> **Data for this exercise**:
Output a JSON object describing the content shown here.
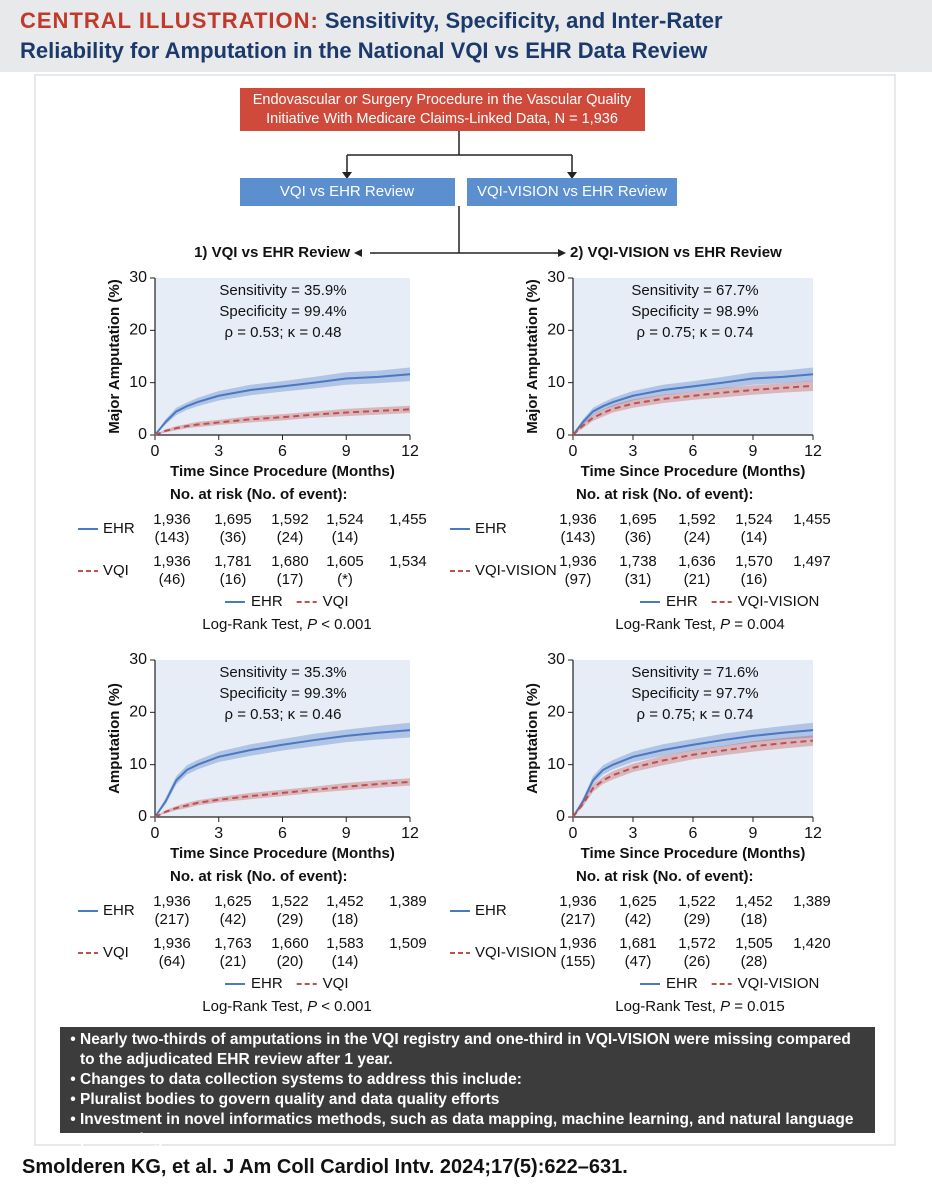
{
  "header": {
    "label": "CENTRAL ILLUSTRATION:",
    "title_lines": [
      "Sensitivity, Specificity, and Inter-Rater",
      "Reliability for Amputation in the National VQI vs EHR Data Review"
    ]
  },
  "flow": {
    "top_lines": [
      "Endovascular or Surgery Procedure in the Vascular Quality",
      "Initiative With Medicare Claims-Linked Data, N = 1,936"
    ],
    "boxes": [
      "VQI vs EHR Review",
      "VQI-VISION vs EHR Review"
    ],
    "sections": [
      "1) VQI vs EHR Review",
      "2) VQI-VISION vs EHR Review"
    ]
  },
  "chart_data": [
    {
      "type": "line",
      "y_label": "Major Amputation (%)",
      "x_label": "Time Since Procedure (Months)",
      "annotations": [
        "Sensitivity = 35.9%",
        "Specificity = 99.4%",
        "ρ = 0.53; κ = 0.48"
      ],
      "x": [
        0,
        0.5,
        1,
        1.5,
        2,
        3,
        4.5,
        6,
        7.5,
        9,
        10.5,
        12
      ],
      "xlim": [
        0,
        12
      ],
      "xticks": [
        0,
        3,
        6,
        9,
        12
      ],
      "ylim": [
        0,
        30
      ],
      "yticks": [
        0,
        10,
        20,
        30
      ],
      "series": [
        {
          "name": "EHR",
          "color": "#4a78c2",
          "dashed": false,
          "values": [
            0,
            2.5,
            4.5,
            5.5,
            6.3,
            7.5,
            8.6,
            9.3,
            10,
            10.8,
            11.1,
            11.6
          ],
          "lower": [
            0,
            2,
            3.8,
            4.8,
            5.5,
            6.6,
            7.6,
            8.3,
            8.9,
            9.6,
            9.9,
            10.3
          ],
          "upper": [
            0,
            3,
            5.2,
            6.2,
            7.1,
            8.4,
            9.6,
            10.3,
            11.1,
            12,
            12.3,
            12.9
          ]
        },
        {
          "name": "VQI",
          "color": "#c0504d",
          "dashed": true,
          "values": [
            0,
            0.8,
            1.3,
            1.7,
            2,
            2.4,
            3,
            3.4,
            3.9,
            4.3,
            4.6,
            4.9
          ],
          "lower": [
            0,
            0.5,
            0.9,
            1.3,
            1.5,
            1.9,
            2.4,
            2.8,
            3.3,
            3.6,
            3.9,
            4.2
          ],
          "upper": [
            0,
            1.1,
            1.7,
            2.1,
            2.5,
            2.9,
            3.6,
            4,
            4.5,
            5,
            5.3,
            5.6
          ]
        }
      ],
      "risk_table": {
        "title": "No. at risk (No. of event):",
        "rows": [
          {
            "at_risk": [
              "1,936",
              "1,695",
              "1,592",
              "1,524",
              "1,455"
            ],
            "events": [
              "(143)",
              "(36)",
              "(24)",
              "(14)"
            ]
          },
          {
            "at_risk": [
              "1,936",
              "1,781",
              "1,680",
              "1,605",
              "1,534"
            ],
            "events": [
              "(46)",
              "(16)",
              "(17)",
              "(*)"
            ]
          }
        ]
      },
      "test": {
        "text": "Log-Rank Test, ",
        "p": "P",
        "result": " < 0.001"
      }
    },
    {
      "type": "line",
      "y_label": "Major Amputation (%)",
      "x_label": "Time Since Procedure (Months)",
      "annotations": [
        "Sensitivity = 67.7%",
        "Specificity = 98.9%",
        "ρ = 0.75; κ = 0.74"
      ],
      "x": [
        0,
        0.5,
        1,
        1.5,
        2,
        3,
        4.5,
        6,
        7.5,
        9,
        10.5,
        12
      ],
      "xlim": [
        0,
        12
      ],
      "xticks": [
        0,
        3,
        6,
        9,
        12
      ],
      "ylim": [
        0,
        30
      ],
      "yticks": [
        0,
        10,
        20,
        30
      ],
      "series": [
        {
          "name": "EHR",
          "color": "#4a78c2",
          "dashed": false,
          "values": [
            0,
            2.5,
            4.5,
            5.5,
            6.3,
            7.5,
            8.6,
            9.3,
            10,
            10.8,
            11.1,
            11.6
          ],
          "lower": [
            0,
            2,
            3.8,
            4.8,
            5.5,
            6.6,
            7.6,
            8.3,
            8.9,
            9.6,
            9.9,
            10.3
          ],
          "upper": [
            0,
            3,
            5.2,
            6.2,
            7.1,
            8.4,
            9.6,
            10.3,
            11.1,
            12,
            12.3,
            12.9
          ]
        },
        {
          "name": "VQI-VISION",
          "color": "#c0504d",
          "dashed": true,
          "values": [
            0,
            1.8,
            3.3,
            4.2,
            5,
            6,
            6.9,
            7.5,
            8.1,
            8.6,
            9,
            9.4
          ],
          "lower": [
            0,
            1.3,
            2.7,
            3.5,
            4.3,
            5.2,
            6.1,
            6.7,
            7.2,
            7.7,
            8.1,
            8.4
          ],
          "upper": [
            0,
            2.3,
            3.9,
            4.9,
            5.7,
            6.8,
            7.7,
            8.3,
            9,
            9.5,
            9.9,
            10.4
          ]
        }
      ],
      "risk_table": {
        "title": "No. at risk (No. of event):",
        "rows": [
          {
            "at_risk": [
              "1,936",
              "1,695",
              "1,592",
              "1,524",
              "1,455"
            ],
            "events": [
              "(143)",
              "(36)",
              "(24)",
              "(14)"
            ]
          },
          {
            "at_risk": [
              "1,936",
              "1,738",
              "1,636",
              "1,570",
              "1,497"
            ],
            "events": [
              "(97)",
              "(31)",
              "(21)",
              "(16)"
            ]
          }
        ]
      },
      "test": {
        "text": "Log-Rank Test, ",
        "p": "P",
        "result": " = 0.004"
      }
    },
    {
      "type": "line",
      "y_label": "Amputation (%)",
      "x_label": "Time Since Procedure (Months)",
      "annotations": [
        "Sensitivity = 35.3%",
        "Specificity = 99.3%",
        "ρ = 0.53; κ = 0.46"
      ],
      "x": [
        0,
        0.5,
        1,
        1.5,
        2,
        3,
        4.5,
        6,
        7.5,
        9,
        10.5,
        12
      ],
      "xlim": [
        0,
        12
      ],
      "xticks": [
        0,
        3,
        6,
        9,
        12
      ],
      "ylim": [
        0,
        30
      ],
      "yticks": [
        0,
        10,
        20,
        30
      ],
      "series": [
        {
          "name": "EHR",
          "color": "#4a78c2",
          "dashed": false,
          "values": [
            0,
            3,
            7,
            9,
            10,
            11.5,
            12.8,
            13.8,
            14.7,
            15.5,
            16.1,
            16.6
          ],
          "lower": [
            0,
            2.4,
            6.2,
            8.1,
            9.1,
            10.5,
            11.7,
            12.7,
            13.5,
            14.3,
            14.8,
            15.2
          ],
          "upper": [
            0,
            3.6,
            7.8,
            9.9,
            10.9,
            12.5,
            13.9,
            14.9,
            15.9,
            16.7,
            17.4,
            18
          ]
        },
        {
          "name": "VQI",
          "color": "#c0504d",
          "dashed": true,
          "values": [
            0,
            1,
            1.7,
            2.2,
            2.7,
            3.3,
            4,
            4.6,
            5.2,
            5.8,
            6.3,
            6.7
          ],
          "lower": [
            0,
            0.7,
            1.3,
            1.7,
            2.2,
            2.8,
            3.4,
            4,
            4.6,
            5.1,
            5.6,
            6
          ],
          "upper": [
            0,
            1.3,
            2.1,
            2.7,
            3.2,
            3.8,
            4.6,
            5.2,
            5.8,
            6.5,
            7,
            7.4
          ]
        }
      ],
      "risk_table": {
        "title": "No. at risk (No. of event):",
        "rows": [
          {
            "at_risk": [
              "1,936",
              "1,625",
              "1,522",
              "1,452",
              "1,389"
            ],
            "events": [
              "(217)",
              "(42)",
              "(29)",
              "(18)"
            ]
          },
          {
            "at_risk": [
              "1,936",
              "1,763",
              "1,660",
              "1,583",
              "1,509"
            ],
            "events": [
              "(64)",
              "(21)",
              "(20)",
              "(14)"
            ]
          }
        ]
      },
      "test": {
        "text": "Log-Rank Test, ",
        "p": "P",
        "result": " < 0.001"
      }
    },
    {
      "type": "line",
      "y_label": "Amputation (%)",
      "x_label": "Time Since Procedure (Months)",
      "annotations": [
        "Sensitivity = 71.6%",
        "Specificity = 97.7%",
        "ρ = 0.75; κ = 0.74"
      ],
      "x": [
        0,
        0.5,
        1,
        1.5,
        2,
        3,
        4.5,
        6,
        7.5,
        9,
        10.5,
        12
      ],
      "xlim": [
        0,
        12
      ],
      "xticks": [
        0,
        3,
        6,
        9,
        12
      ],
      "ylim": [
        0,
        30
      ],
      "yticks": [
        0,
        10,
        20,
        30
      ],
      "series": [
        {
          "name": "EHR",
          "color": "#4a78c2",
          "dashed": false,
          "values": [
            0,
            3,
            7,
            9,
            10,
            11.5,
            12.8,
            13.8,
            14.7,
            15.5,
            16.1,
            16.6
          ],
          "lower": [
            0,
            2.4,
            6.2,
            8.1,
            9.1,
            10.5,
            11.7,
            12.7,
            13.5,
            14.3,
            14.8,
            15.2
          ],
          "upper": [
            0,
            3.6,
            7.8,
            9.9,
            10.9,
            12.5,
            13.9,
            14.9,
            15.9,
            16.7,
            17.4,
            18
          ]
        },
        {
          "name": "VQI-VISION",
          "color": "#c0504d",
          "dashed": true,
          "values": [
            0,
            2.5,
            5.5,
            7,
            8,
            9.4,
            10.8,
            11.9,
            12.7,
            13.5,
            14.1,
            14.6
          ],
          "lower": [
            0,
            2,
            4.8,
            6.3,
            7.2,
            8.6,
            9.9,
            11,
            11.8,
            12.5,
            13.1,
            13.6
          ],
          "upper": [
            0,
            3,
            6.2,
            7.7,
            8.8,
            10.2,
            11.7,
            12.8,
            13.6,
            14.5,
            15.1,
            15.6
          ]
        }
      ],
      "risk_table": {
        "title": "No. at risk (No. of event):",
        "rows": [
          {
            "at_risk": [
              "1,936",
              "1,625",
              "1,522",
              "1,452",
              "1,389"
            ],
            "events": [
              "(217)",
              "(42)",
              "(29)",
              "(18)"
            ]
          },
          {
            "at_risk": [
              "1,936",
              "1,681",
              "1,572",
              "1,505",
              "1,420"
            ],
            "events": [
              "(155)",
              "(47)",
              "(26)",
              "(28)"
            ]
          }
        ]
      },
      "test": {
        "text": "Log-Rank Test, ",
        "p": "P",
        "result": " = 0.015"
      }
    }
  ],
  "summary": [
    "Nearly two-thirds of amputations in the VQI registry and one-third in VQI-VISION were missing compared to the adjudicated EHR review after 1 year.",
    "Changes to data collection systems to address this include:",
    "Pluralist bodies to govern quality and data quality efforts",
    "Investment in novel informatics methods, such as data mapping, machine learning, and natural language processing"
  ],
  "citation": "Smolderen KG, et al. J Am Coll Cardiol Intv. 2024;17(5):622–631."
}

> **Given problem**:
Where a line of the data holds "Specificity", show that line.

> **Task answer**:
      "Sensitivity, Specificity, and Inter-Rater",
        "Specificity = 99.4%",
        "Specificity = 98.9%",
        "Specificity = 99.3%",
        "Specificity = 97.7%",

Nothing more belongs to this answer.